* [EXERCISE] Return all lines with the word "page" in them.
::: DATA FOR THE TASK
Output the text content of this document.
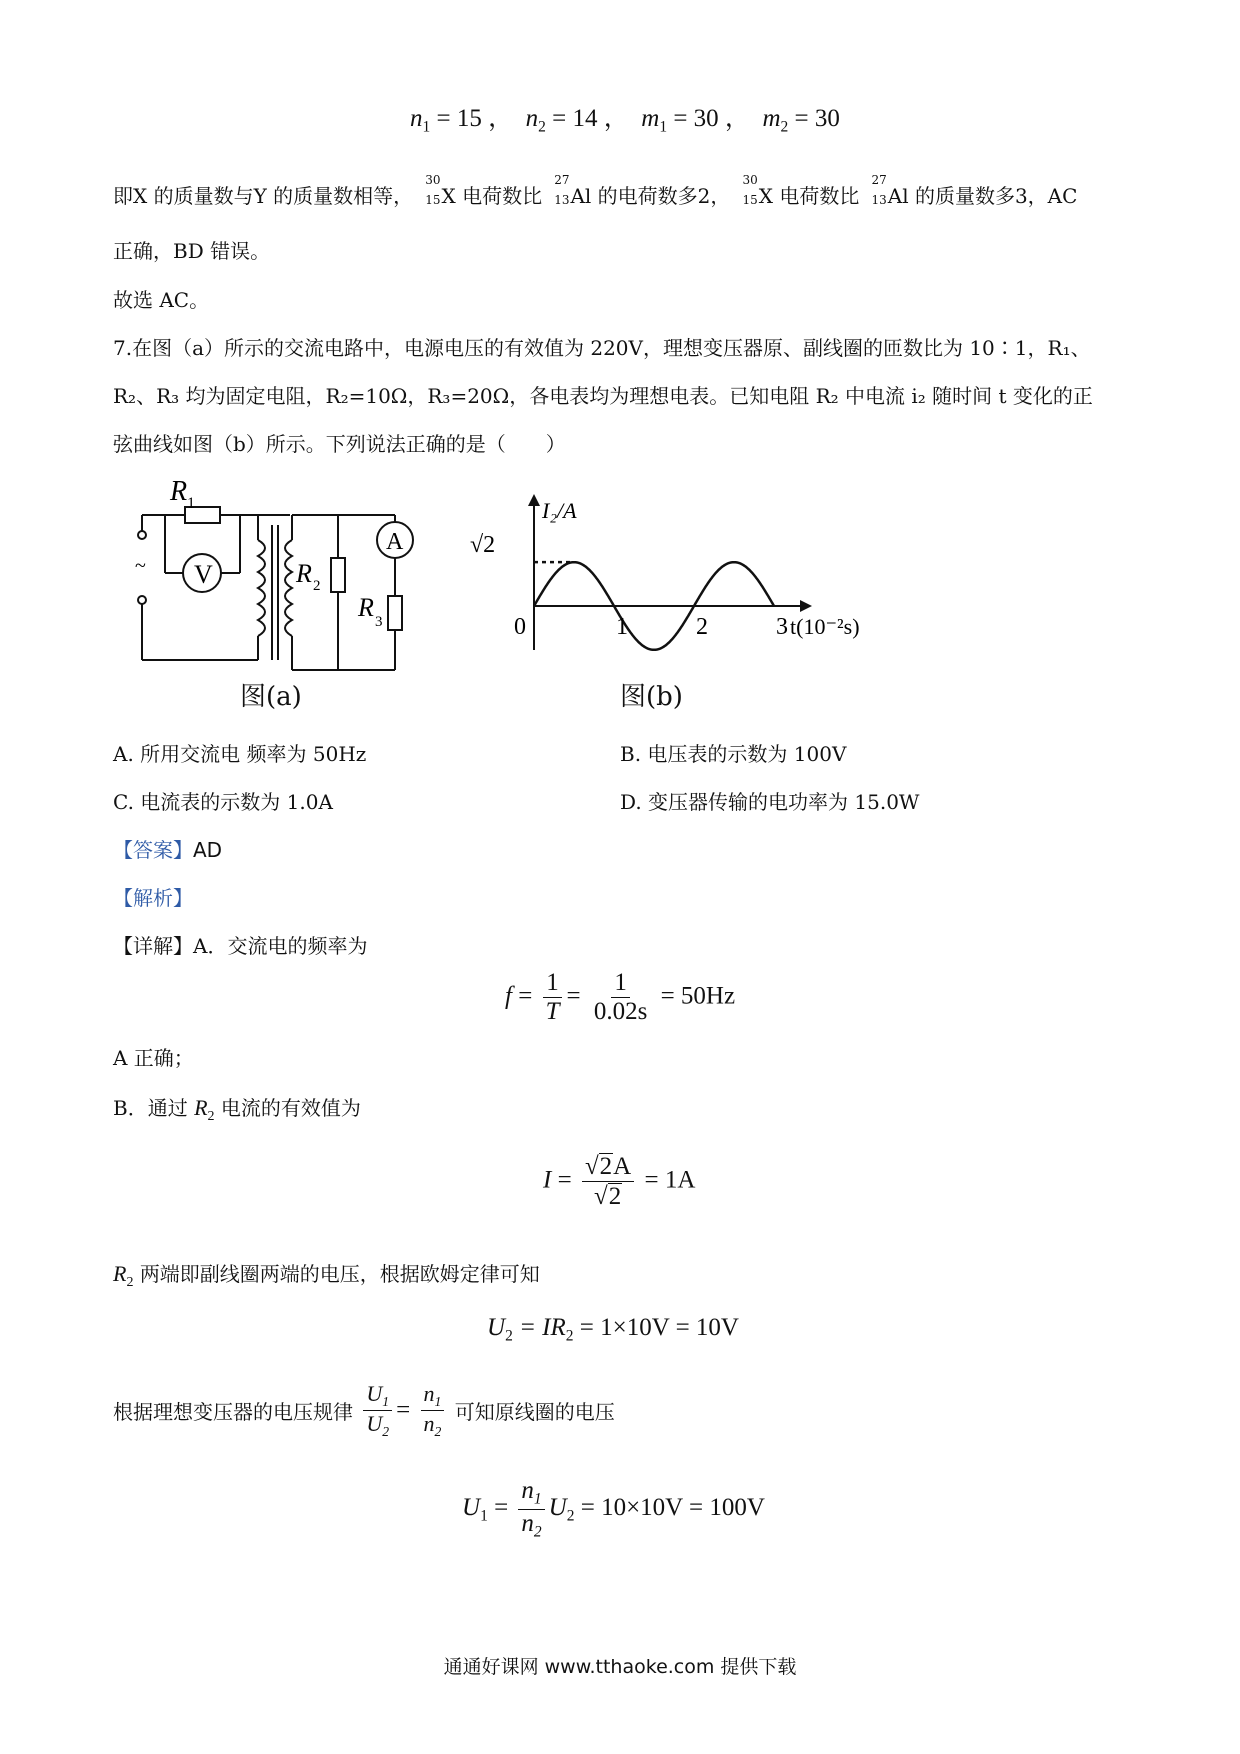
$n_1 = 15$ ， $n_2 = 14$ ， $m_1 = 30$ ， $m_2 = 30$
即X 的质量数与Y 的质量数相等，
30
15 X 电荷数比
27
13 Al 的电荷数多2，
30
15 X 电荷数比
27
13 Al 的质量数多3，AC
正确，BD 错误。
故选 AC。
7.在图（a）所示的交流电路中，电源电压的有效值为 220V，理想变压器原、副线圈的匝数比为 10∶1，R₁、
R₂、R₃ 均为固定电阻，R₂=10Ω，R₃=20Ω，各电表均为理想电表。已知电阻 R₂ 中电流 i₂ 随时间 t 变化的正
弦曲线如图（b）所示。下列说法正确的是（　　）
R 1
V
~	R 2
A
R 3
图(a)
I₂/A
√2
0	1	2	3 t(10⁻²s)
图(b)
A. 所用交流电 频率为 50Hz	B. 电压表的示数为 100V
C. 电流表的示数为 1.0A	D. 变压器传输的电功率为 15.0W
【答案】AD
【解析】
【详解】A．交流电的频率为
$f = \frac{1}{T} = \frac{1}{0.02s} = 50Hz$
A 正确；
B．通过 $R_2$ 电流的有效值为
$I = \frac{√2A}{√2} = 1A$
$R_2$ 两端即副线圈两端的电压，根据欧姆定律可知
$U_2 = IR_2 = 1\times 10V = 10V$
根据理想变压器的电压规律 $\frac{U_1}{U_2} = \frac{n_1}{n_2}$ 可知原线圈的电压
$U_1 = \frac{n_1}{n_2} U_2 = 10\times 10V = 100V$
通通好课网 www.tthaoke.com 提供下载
::::::
::: DATA FOR THE TASK
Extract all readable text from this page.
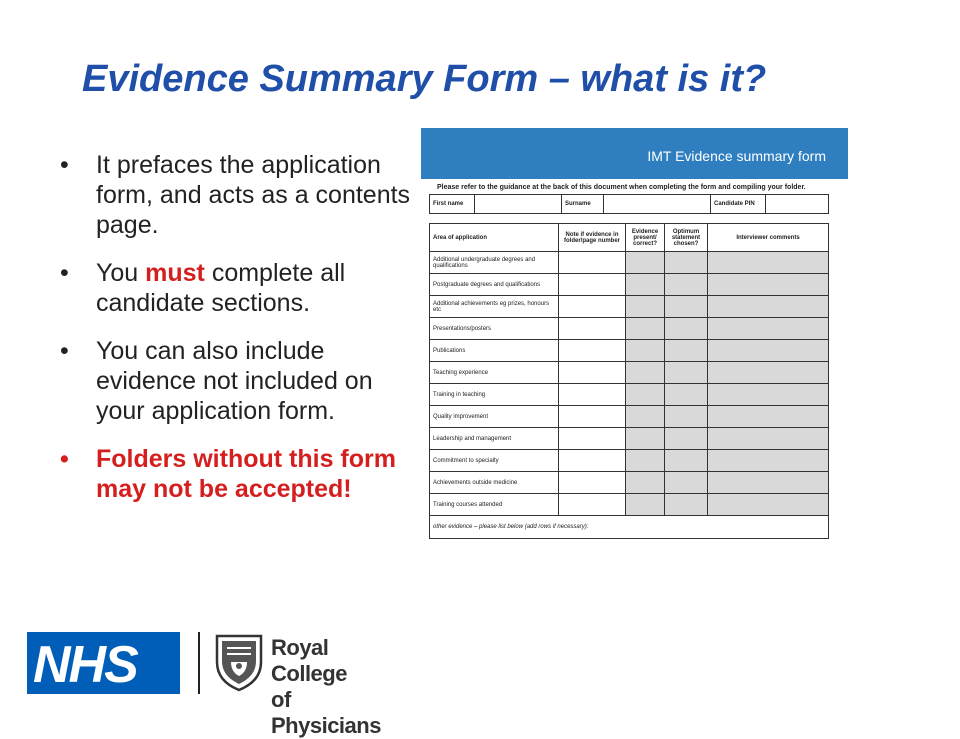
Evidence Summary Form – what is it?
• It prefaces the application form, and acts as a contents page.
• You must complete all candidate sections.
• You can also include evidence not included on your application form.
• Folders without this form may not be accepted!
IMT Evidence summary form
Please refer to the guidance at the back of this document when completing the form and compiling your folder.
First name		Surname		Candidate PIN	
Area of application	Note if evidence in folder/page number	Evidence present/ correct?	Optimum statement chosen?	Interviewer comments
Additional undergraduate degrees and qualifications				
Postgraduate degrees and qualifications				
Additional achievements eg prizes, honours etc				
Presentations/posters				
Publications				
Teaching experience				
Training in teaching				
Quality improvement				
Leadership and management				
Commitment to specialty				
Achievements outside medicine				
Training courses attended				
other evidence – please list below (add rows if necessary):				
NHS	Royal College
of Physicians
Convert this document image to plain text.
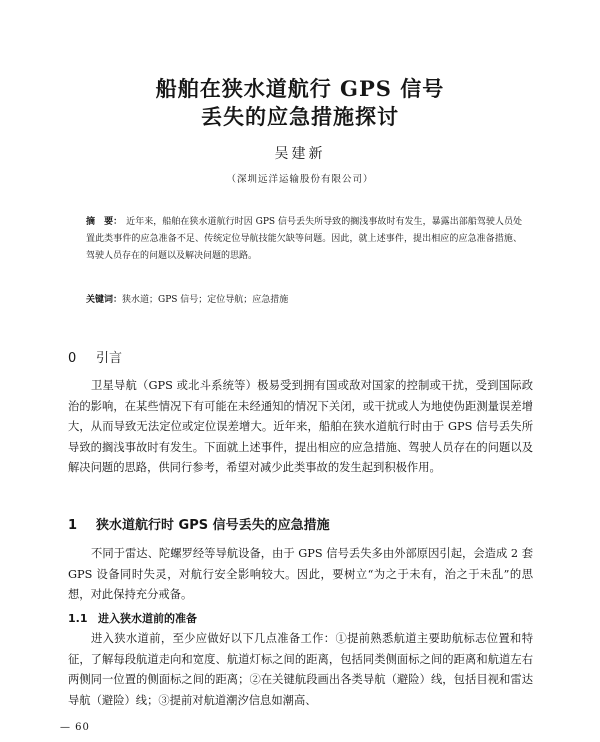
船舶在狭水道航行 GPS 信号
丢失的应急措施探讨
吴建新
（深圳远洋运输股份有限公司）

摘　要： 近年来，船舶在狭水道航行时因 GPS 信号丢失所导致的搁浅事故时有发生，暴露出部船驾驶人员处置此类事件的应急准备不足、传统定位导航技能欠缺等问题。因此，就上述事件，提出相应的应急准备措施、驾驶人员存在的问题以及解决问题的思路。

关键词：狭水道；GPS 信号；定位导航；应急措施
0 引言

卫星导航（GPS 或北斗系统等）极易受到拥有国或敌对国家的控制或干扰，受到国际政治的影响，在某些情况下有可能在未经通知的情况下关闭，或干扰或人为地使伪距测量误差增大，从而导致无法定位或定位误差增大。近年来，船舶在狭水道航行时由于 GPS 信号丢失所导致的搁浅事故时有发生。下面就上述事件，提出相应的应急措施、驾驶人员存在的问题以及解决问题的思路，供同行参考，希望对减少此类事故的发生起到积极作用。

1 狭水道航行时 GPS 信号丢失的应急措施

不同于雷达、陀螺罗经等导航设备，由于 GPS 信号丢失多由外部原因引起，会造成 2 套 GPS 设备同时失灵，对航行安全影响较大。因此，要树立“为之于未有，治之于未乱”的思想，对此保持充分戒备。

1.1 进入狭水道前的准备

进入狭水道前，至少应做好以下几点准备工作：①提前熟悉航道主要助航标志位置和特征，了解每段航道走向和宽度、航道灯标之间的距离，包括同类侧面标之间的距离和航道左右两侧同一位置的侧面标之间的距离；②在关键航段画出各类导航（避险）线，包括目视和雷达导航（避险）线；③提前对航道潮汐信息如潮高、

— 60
::::::
* [RESPONSE FOR THIS EXERCISE]
Extract all readable text from this page.
• It prefaces the application form, and acts as a contents page.
Area of application	Note if evidence in folder/page number	Evidence present/ correct?	Optimum statement chosen?	Interviewer comments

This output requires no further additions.